Below are the records; copy each line in them that holds the word "name".

· · · ·

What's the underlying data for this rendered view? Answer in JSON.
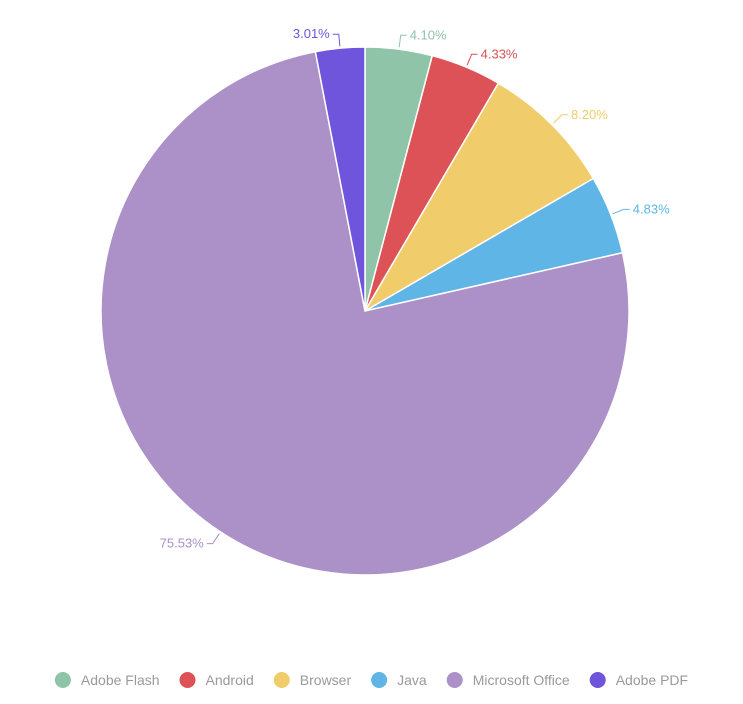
{
  "chart_data": {
    "type": "pie",
    "start_angle_deg": 0,
    "direction": "clockwise",
    "legend_position": "bottom",
    "label_format": "percent",
    "slices": [
      {
        "name": "Adobe Flash",
        "value": 4.1,
        "label": "4.10%",
        "color": "#8fc4a8"
      },
      {
        "name": "Android",
        "value": 4.33,
        "label": "4.33%",
        "color": "#dc5256"
      },
      {
        "name": "Browser",
        "value": 8.2,
        "label": "8.20%",
        "color": "#f0cc6a"
      },
      {
        "name": "Java",
        "value": 4.83,
        "label": "4.83%",
        "color": "#5fb6e6"
      },
      {
        "name": "Microsoft Office",
        "value": 75.53,
        "label": "75.53%",
        "color": "#ab91c7"
      },
      {
        "name": "Adobe PDF",
        "value": 3.01,
        "label": "3.01%",
        "color": "#6f54dc"
      }
    ]
  }
}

· · · ·

◆ ANSWER TO THIS PROBLEM:
        "name": "Adobe Flash",
        "name": "Android",
        "name": "Browser",
        "name": "Java",
        "name": "Microsoft Office",
        "name": "Adobe PDF",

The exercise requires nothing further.